SOURCE TEXT:
+++
But earlier this month, a team led by Alan Gerber of Yale University published a larger contradictory study, contacting voters by telephone before the 2014 primary elections in Michigan, Missouri, and Tennessee. It found no significant boost in turnout from including the “voter” wording in the phone script.
So the jury is still out on this one. But Gerber told BuzzFeed News that he sees no potential for a backlash in describing people as voters, and some political operatives’ are already framing their messages in this way. For example, instructions to canvassers working for Bernie Sanders in the Florida primary contained the following script, to be said to people who described themselves as supporters or leaning toward the candidate:
“Thank you for being a voter for Tuesday! We are calling voters all across the state and while it looks like turnout is going to be high, the race is close and your vote could be the one that makes the difference.”
6. But don’t pander (especially if you’re not sure who you’re talking to).
In the run-up to the 2000 presidential election, an article in The New Republic raised the curtain on campaign data mining, noting that politicians “know not just your name, address, and voting history but also your age and the age of your children, whether you smoke cigars, where you shop, where you attend church, what kind of car you drive, how old it is, whether you’re on a diet, and what type of pet you have.”
That’s true. Democratic Party operatives, for instance, use data from a company called Catalist that contains up to 700 different data points on each potential voter. From a small sample of people whose opinions have been surveyed, the theory goes, it’s possible to predict the views of everybody else.
Welcome to political “microtargeting,” in which the electorate is sliced and diced into groups that can be sent different messages to reflect their predicted passion for gun rights, environmental protection, and so on. Increasingly, these messages are being delivered not just by mail or phone, but as targeted ads on Google and Facebook.
But microtargeting may have been oversold. During the 2012 election cycle, Eitan Hersh of Yale University gained access to the Democratic Party’s data sources and surveyed operatives to find out how it was used. He concluded that detailed consumer data added little to the information available through public records — such as party registration, voting history, gender, and (in some states) race.
+++
PROVIDED MATERIAL:
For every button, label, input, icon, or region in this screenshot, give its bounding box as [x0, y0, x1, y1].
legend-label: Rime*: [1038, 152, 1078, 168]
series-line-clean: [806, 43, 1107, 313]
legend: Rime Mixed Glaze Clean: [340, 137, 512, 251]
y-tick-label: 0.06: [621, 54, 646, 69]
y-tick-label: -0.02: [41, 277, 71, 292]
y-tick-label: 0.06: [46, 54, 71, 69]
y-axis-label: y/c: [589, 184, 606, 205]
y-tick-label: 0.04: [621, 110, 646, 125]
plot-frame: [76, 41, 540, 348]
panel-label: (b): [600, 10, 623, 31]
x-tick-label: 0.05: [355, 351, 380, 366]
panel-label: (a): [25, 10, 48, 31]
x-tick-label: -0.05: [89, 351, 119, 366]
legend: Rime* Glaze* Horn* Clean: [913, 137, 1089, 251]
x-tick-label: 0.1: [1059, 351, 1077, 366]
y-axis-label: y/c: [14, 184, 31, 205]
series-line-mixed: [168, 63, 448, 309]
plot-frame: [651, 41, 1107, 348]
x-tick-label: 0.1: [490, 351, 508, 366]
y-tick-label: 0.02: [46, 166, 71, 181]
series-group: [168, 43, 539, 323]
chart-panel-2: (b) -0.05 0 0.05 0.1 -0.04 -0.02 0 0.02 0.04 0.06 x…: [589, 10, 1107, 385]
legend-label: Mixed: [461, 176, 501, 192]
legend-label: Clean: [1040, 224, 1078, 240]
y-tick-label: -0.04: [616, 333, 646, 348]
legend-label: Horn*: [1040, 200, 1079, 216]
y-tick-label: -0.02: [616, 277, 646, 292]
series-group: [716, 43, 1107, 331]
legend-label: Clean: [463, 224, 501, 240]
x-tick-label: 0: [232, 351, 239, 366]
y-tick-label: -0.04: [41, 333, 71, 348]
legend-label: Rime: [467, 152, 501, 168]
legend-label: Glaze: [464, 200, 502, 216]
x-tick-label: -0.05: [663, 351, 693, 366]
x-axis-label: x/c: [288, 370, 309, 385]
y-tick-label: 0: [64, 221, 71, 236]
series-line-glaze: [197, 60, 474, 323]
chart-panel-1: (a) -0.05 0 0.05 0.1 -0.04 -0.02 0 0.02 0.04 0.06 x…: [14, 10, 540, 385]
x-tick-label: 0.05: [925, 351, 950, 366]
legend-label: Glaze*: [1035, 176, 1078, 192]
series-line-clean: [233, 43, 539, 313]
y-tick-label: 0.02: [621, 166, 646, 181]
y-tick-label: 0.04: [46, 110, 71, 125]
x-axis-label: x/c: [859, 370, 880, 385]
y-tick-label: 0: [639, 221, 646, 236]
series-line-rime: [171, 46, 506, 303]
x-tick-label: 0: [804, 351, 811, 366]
+++
PROBLEM: Continue the text about campaign tactics for reaching voters, starting after its last sentence. The records have no connection to the text about voter outreach.

ANSWER BOX:
According to Nickerson, two additional pieces of personal information are valuable: education level, which helps predict how people will vote, and telephone numbers, which are crucial to making contact. “Pretty much everything else is just hype,” he said. And Nickerson should know: In 2012, he was director of experiments for the Obama campaign’s data analytics team — seen as the most sophisticated in political history.
Targeted messages can also backfire. In experiments run in 2010 and 2011, Hersh sent a sample of potential voters a mailing about a fake political candidate called Williams. The letters either made general pledges that Williams would work on voters’ behalf, or more specific promises to help groups such as born-again Christians or Latinos.
Participants were then asked whether they were likely to vote for the candidate, on a scale of 0 to 100. The targeted messages had only modest effects when sent to members of the intended group (such as born-again Christians or Latinos). But when they were misdirected, they drove support down by 20 points or more.
“People hate being mistargeted,” Hersh told BuzzFeed News.
7. And just before election day, send a reminder.
Emails seem to be ineffective, unless they come from public officials. But text messages seem harder to ignore. In 2010 primary elections in California, including the race for governor, researchers sent the message above to the cell phones of more than 14,000 voters. It boosted turnout from 8.9% to 9.8%.